● WORK INSTRUCTIONS
Retype each line of the material exactly, please, skipping any picture in it.

Dataset records
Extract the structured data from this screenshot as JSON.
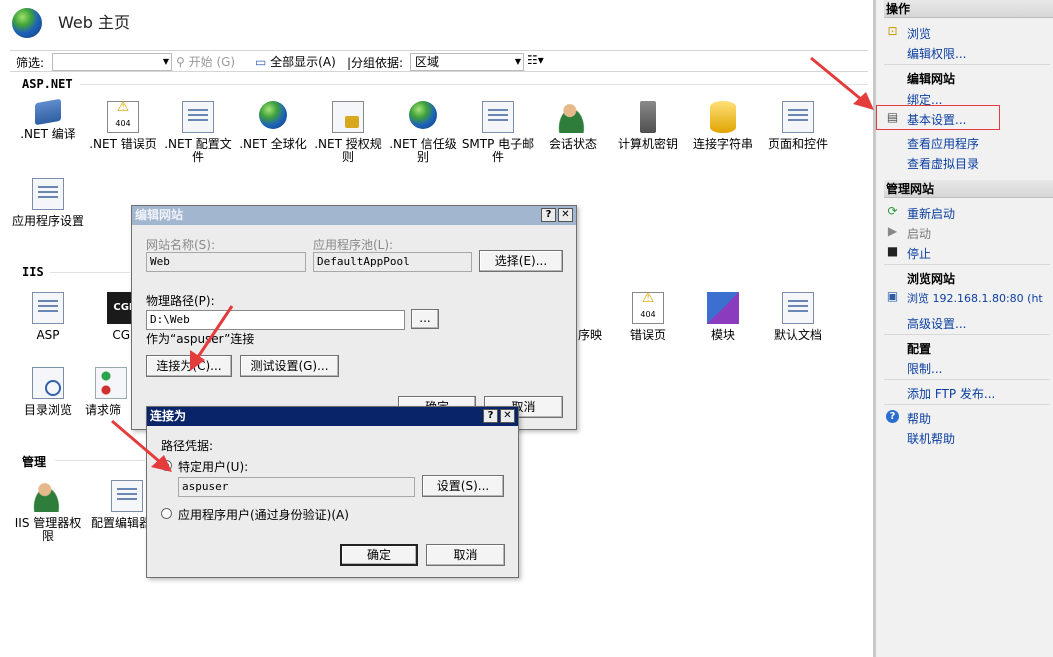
{
  "header": {
    "title": "Web 主页"
  },
  "toolbar": {
    "filter_label": "筛选:",
    "filter_value": "",
    "start_label": "开始 (G)",
    "show_all_label": "全部显示(A)",
    "group_label": "|分组依据:",
    "group_value": "区域",
    "view_icon": "view-list-icon"
  },
  "sections": {
    "aspnet": "ASP.NET",
    "iis": "IIS",
    "manage": "管理"
  },
  "aspnet_features": [
    {
      "label": ".NET 编译",
      "icon": "net-compile-icon"
    },
    {
      "label": ".NET 错误页",
      "icon": "net-error-pages-icon"
    },
    {
      "label": ".NET 配置文件",
      "icon": "net-profile-icon"
    },
    {
      "label": ".NET 全球化",
      "icon": "net-globalization-icon"
    },
    {
      "label": ".NET 授权规则",
      "icon": "net-authorization-icon"
    },
    {
      "label": ".NET 信任级别",
      "icon": "net-trust-levels-icon"
    },
    {
      "label": "SMTP 电子邮件",
      "icon": "smtp-email-icon"
    },
    {
      "label": "会话状态",
      "icon": "session-state-icon"
    },
    {
      "label": "计算机密钥",
      "icon": "machine-key-icon"
    },
    {
      "label": "连接字符串",
      "icon": "connection-strings-icon"
    },
    {
      "label": "页面和控件",
      "icon": "pages-controls-icon"
    },
    {
      "label": "应用程序设置",
      "icon": "app-settings-icon"
    }
  ],
  "iis_features": [
    {
      "label": "ASP",
      "icon": "asp-icon"
    },
    {
      "label": "CGI",
      "icon": "cgi-icon"
    },
    {
      "label": "序映",
      "icon": "handler-mappings-icon"
    },
    {
      "label": "错误页",
      "icon": "error-pages-icon"
    },
    {
      "label": "模块",
      "icon": "modules-icon"
    },
    {
      "label": "默认文档",
      "icon": "default-document-icon"
    },
    {
      "label": "目录浏览",
      "icon": "directory-browsing-icon"
    },
    {
      "label": "请求筛",
      "icon": "request-filtering-icon"
    }
  ],
  "manage_features": [
    {
      "label": "IIS 管理器权限",
      "icon": "iis-manager-permissions-icon"
    },
    {
      "label": "配置编辑器",
      "icon": "config-editor-icon"
    }
  ],
  "actions": {
    "header": "操作",
    "browse": "浏览",
    "edit_permissions": "编辑权限...",
    "edit_site": "编辑网站",
    "bindings": "绑定...",
    "basic_settings": "基本设置...",
    "view_applications": "查看应用程序",
    "view_vdirs": "查看虚拟目录",
    "manage_site_header": "管理网站",
    "restart": "重新启动",
    "start": "启动",
    "stop": "停止",
    "browse_site": "浏览网站",
    "browse_url": "浏览 192.168.1.80:80 (ht",
    "advanced_settings": "高级设置...",
    "configure": "配置",
    "limits": "限制...",
    "add_ftp": "添加 FTP 发布...",
    "help": "帮助",
    "online_help": "联机帮助"
  },
  "edit_site_dialog": {
    "title": "编辑网站",
    "site_name_label": "网站名称(S):",
    "site_name": "Web",
    "app_pool_label": "应用程序池(L):",
    "app_pool": "DefaultAppPool",
    "select_button": "选择(E)...",
    "physical_path_label": "物理路径(P):",
    "physical_path": "D:\\Web",
    "browse_button": "...",
    "connect_as_text": "作为“aspuser”连接",
    "connect_as_button": "连接为(C)...",
    "test_settings_button": "测试设置(G)...",
    "ok_button": "确定",
    "cancel_button": "取消",
    "help_glyph": "?",
    "close_glyph": "✕"
  },
  "connect_as_dialog": {
    "title": "连接为",
    "credentials_label": "路径凭据:",
    "specific_user_label": "特定用户(U):",
    "specific_user_value": "aspuser",
    "set_button": "设置(S)...",
    "app_user_label": "应用程序用户(通过身份验证)(A)",
    "ok_button": "确定",
    "cancel_button": "取消",
    "selected_option": "specific_user",
    "help_glyph": "?",
    "close_glyph": "✕"
  },
  "colors": {
    "annotation_red": "#e43c3c",
    "dialog_active_title": "#0a246a",
    "dialog_inactive_title": "#a3b6cf",
    "link_blue": "#0b3ea1"
  }
}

● TASK RESULT
Extract the structured data from this screenshot as JSON.
{
  "header": {
    "title": "Web 主页"
  },
  "toolbar": {
    "filter_label": "筛选:",
    "filter_value": "",
    "start_label": "开始 (G)",
    "show_all_label": "全部显示(A)",
    "group_label": "|分组依据:",
    "group_value": "区域",
    "view_icon": "view-list-icon"
  },
  "sections": {
    "aspnet": "ASP.NET",
    "iis": "IIS",
    "manage": "管理"
  },
  "aspnet_features": [
    {
      "label": ".NET 编译",
      "icon": "net-compile-icon"
    },
    {
      "label": ".NET 错误页",
      "icon": "net-error-pages-icon"
    },
    {
      "label": ".NET 配置文件",
      "icon": "net-profile-icon"
    },
    {
      "label": ".NET 全球化",
      "icon": "net-globalization-icon"
    },
    {
      "label": ".NET 授权规则",
      "icon": "net-authorization-icon"
    },
    {
      "label": ".NET 信任级别",
      "icon": "net-trust-levels-icon"
    },
    {
      "label": "SMTP 电子邮件",
      "icon": "smtp-email-icon"
    },
    {
      "label": "会话状态",
      "icon": "session-state-icon"
    },
    {
      "label": "计算机密钥",
      "icon": "machine-key-icon"
    },
    {
      "label": "连接字符串",
      "icon": "connection-strings-icon"
    },
    {
      "label": "页面和控件",
      "icon": "pages-controls-icon"
    },
    {
      "label": "应用程序设置",
      "icon": "app-settings-icon"
    }
  ],
  "iis_features": [
    {
      "label": "ASP",
      "icon": "asp-icon"
    },
    {
      "label": "CGI",
      "icon": "cgi-icon"
    },
    {
      "label": "序映",
      "icon": "handler-mappings-icon"
    },
    {
      "label": "错误页",
      "icon": "error-pages-icon"
    },
    {
      "label": "模块",
      "icon": "modules-icon"
    },
    {
      "label": "默认文档",
      "icon": "default-document-icon"
    },
    {
      "label": "目录浏览",
      "icon": "directory-browsing-icon"
    },
    {
      "label": "请求筛",
      "icon": "request-filtering-icon"
    }
  ],
  "manage_features": [
    {
      "label": "IIS 管理器权限",
      "icon": "iis-manager-permissions-icon"
    },
    {
      "label": "配置编辑器",
      "icon": "config-editor-icon"
    }
  ],
  "actions": {
    "header": "操作",
    "browse": "浏览",
    "edit_permissions": "编辑权限...",
    "edit_site": "编辑网站",
    "bindings": "绑定...",
    "basic_settings": "基本设置...",
    "view_applications": "查看应用程序",
    "view_vdirs": "查看虚拟目录",
    "manage_site_header": "管理网站",
    "restart": "重新启动",
    "start": "启动",
    "stop": "停止",
    "browse_site": "浏览网站",
    "browse_url": "浏览 192.168.1.80:80 (ht",
    "advanced_settings": "高级设置...",
    "configure": "配置",
    "limits": "限制...",
    "add_ftp": "添加 FTP 发布...",
    "help": "帮助",
    "online_help": "联机帮助"
  },
  "edit_site_dialog": {
    "title": "编辑网站",
    "site_name_label": "网站名称(S):",
    "site_name": "Web",
    "app_pool_label": "应用程序池(L):",
    "app_pool": "DefaultAppPool",
    "select_button": "选择(E)...",
    "physical_path_label": "物理路径(P):",
    "physical_path": "D:\\Web",
    "browse_button": "...",
    "connect_as_text": "作为“aspuser”连接",
    "connect_as_button": "连接为(C)...",
    "test_settings_button": "测试设置(G)...",
    "ok_button": "确定",
    "cancel_button": "取消",
    "help_glyph": "?",
    "close_glyph": "✕"
  },
  "connect_as_dialog": {
    "title": "连接为",
    "credentials_label": "路径凭据:",
    "specific_user_label": "特定用户(U):",
    "specific_user_value": "aspuser",
    "set_button": "设置(S)...",
    "app_user_label": "应用程序用户(通过身份验证)(A)",
    "ok_button": "确定",
    "cancel_button": "取消",
    "selected_option": "specific_user",
    "help_glyph": "?",
    "close_glyph": "✕"
  },
  "colors": {
    "annotation_red": "#e43c3c",
    "dialog_active_title": "#0a246a",
    "dialog_inactive_title": "#a3b6cf",
    "link_blue": "#0b3ea1"
  }
}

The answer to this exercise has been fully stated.